◆ Written task ◆
In the records, replace "chevron-right-icon" with "arrow-right-icon" and leave every other line unchanged.

◆ Data provided ◆
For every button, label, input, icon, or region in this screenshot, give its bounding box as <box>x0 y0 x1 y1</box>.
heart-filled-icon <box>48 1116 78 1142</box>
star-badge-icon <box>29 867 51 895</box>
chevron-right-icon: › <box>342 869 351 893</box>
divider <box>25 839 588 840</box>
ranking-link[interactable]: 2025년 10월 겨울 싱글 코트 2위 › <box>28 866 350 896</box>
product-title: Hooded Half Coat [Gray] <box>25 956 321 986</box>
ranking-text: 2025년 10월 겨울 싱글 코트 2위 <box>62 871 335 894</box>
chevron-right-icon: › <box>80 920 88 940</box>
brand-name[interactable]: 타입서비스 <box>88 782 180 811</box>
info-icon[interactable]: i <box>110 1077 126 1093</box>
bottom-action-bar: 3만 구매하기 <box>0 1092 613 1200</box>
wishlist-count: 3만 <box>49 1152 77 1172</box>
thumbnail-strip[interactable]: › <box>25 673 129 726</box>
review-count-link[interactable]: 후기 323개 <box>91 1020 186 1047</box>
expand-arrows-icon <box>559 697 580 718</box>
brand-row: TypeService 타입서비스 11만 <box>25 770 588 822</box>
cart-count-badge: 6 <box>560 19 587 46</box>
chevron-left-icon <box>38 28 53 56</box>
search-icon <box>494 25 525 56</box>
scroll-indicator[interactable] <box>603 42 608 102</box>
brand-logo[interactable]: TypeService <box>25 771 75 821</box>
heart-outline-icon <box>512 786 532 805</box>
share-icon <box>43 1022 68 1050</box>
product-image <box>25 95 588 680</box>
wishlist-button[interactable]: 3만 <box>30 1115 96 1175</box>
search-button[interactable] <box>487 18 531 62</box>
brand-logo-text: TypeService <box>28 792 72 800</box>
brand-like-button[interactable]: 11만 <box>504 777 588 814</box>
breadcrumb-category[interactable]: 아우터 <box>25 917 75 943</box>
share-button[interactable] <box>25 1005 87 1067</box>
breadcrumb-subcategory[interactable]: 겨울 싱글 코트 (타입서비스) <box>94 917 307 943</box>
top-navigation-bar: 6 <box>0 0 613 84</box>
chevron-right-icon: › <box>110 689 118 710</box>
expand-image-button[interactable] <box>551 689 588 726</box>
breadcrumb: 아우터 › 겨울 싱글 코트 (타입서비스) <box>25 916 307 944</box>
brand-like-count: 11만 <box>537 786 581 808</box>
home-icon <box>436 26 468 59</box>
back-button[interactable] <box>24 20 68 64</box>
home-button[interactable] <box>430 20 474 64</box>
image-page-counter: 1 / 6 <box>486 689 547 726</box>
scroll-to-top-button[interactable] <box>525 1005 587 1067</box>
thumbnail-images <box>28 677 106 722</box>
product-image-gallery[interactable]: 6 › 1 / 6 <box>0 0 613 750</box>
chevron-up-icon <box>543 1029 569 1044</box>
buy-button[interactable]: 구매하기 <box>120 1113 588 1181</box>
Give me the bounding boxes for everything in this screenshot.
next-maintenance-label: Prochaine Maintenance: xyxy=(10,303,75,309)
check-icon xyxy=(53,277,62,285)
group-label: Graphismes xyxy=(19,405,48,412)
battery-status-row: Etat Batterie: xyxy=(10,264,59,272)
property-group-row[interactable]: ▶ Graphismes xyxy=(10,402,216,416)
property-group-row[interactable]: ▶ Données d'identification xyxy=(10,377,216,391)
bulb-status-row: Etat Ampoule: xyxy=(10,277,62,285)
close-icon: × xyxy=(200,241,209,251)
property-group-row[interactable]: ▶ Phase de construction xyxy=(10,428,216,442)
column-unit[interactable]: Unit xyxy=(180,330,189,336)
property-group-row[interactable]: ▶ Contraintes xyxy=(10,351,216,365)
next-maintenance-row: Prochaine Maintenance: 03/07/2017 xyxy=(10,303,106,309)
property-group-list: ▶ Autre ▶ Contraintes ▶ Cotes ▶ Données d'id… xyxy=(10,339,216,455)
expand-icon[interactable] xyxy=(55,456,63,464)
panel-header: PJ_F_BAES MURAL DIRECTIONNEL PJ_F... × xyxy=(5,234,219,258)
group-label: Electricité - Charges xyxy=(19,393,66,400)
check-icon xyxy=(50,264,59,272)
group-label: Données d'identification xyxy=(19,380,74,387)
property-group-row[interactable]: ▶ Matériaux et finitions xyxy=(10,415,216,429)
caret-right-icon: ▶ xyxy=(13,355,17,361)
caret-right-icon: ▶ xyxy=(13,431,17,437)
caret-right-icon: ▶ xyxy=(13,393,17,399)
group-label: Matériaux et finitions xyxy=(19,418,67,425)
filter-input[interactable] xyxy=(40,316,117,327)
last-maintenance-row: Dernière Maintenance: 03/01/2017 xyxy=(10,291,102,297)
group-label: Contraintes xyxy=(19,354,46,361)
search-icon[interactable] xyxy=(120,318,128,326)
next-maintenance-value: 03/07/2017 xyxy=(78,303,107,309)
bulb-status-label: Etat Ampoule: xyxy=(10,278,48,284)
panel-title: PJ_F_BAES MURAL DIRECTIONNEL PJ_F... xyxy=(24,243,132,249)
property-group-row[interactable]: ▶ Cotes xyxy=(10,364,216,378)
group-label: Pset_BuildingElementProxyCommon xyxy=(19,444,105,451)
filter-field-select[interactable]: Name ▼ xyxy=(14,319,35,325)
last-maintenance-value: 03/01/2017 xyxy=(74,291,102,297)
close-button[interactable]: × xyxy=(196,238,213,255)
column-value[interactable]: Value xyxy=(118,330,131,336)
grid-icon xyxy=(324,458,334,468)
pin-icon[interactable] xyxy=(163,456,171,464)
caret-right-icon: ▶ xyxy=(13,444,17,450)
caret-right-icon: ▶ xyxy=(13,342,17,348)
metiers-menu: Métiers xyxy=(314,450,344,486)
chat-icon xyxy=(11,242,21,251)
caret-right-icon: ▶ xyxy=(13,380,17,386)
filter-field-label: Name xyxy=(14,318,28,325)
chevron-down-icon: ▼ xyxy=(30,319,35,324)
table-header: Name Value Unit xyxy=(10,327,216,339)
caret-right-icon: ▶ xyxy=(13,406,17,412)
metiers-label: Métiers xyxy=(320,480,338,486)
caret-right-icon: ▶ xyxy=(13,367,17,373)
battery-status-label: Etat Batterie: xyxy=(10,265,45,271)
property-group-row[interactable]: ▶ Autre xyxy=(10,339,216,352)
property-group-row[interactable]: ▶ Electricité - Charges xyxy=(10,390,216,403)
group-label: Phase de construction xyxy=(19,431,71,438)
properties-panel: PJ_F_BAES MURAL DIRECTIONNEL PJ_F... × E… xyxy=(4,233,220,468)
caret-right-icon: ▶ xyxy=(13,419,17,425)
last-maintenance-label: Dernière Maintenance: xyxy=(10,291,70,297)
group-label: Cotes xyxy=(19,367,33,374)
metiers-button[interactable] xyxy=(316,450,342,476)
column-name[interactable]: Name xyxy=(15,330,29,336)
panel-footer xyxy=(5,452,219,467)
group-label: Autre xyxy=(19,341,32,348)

◆ Solution for this task ◆
For every button, label, input, icon, or region in this screenshot, give its bounding box as <box>x0 y0 x1 y1</box>.
heart-filled-icon <box>48 1116 78 1142</box>
star-badge-icon <box>29 867 51 895</box>
arrow-right-icon: › <box>342 869 351 893</box>
divider <box>25 839 588 840</box>
ranking-link[interactable]: 2025년 10월 겨울 싱글 코트 2위 › <box>28 866 350 896</box>
product-title: Hooded Half Coat [Gray] <box>25 956 321 986</box>
ranking-text: 2025년 10월 겨울 싱글 코트 2위 <box>62 871 335 894</box>
arrow-right-icon: › <box>80 920 88 940</box>
brand-name[interactable]: 타입서비스 <box>88 782 180 811</box>
info-icon[interactable]: i <box>110 1077 126 1093</box>
bottom-action-bar: 3만 구매하기 <box>0 1092 613 1200</box>
wishlist-count: 3만 <box>49 1152 77 1172</box>
thumbnail-strip[interactable]: › <box>25 673 129 726</box>
review-count-link[interactable]: 후기 323개 <box>91 1020 186 1047</box>
expand-arrows-icon <box>559 697 580 718</box>
brand-row: TypeService 타입서비스 11만 <box>25 770 588 822</box>
cart-count-badge: 6 <box>560 19 587 46</box>
chevron-left-icon <box>38 28 53 56</box>
search-icon <box>494 25 525 56</box>
scroll-indicator[interactable] <box>603 42 608 102</box>
brand-logo[interactable]: TypeService <box>25 771 75 821</box>
heart-outline-icon <box>512 786 532 805</box>
share-icon <box>43 1022 68 1050</box>
product-image <box>25 95 588 680</box>
wishlist-button[interactable]: 3만 <box>30 1115 96 1175</box>
search-button[interactable] <box>487 18 531 62</box>
brand-logo-text: TypeService <box>28 792 72 800</box>
brand-like-button[interactable]: 11만 <box>504 777 588 814</box>
breadcrumb-category[interactable]: 아우터 <box>25 917 75 943</box>
share-button[interactable] <box>25 1005 87 1067</box>
breadcrumb-subcategory[interactable]: 겨울 싱글 코트 (타입서비스) <box>94 917 307 943</box>
top-navigation-bar: 6 <box>0 0 613 84</box>
arrow-right-icon: › <box>110 689 118 710</box>
expand-image-button[interactable] <box>551 689 588 726</box>
breadcrumb: 아우터 › 겨울 싱글 코트 (타입서비스) <box>25 916 307 944</box>
brand-like-count: 11만 <box>537 786 581 808</box>
home-icon <box>436 26 468 59</box>
back-button[interactable] <box>24 20 68 64</box>
home-button[interactable] <box>430 20 474 64</box>
image-page-counter: 1 / 6 <box>486 689 547 726</box>
scroll-to-top-button[interactable] <box>525 1005 587 1067</box>
thumbnail-images <box>28 677 106 722</box>
product-image-gallery[interactable]: 6 › 1 / 6 <box>0 0 613 750</box>
chevron-up-icon <box>543 1029 569 1044</box>
buy-button[interactable]: 구매하기 <box>120 1113 588 1181</box>
Give me the bounding boxes for everything in this screenshot.
next-maintenance-label: Prochaine Maintenance: xyxy=(10,303,75,309)
check-icon xyxy=(53,277,62,285)
group-label: Graphismes xyxy=(19,405,48,412)
battery-status-row: Etat Batterie: xyxy=(10,264,59,272)
property-group-row[interactable]: ▶ Graphismes xyxy=(10,402,216,416)
property-group-row[interactable]: ▶ Données d'identification xyxy=(10,377,216,391)
bulb-status-row: Etat Ampoule: xyxy=(10,277,62,285)
close-icon: × xyxy=(200,241,209,251)
property-group-row[interactable]: ▶ Phase de construction xyxy=(10,428,216,442)
column-unit[interactable]: Unit xyxy=(180,330,189,336)
property-group-row[interactable]: ▶ Contraintes xyxy=(10,351,216,365)
next-maintenance-row: Prochaine Maintenance: 03/07/2017 xyxy=(10,303,106,309)
property-group-list: ▶ Autre ▶ Contraintes ▶ Cotes ▶ Données d'id… xyxy=(10,339,216,455)
expand-icon[interactable] xyxy=(55,456,63,464)
panel-header: PJ_F_BAES MURAL DIRECTIONNEL PJ_F... × xyxy=(5,234,219,258)
group-label: Electricité - Charges xyxy=(19,393,66,400)
check-icon xyxy=(50,264,59,272)
group-label: Données d'identification xyxy=(19,380,74,387)
property-group-row[interactable]: ▶ Matériaux et finitions xyxy=(10,415,216,429)
caret-right-icon: ▶ xyxy=(13,355,17,361)
caret-right-icon: ▶ xyxy=(13,431,17,437)
caret-right-icon: ▶ xyxy=(13,393,17,399)
group-label: Matériaux et finitions xyxy=(19,418,67,425)
filter-input[interactable] xyxy=(40,316,117,327)
last-maintenance-row: Dernière Maintenance: 03/01/2017 xyxy=(10,291,102,297)
group-label: Contraintes xyxy=(19,354,46,361)
search-icon[interactable] xyxy=(120,318,128,326)
next-maintenance-value: 03/07/2017 xyxy=(78,303,107,309)
bulb-status-label: Etat Ampoule: xyxy=(10,278,48,284)
panel-title: PJ_F_BAES MURAL DIRECTIONNEL PJ_F... xyxy=(24,243,132,249)
property-group-row[interactable]: ▶ Cotes xyxy=(10,364,216,378)
group-label: Pset_BuildingElementProxyCommon xyxy=(19,444,105,451)
filter-field-select[interactable]: Name ▼ xyxy=(14,319,35,325)
last-maintenance-value: 03/01/2017 xyxy=(74,291,102,297)
close-button[interactable]: × xyxy=(196,238,213,255)
column-value[interactable]: Value xyxy=(118,330,131,336)
grid-icon xyxy=(324,458,334,468)
pin-icon[interactable] xyxy=(163,456,171,464)
caret-right-icon: ▶ xyxy=(13,444,17,450)
caret-right-icon: ▶ xyxy=(13,342,17,348)
metiers-menu: Métiers xyxy=(314,450,344,486)
chat-icon xyxy=(11,242,21,251)
caret-right-icon: ▶ xyxy=(13,380,17,386)
filter-field-label: Name xyxy=(14,318,28,325)
chevron-down-icon: ▼ xyxy=(30,319,35,324)
table-header: Name Value Unit xyxy=(10,327,216,339)
caret-right-icon: ▶ xyxy=(13,406,17,412)
metiers-label: Métiers xyxy=(320,480,338,486)
caret-right-icon: ▶ xyxy=(13,367,17,373)
battery-status-label: Etat Batterie: xyxy=(10,265,45,271)
property-group-row[interactable]: ▶ Autre xyxy=(10,339,216,352)
property-group-row[interactable]: ▶ Electricité - Charges xyxy=(10,390,216,403)
group-label: Phase de construction xyxy=(19,431,71,438)
properties-panel: PJ_F_BAES MURAL DIRECTIONNEL PJ_F... × E… xyxy=(4,233,220,468)
caret-right-icon: ▶ xyxy=(13,419,17,425)
last-maintenance-label: Dernière Maintenance: xyxy=(10,291,70,297)
group-label: Cotes xyxy=(19,367,33,374)
metiers-button[interactable] xyxy=(316,450,342,476)
column-name[interactable]: Name xyxy=(15,330,29,336)
panel-footer xyxy=(5,452,219,467)
group-label: Autre xyxy=(19,341,32,348)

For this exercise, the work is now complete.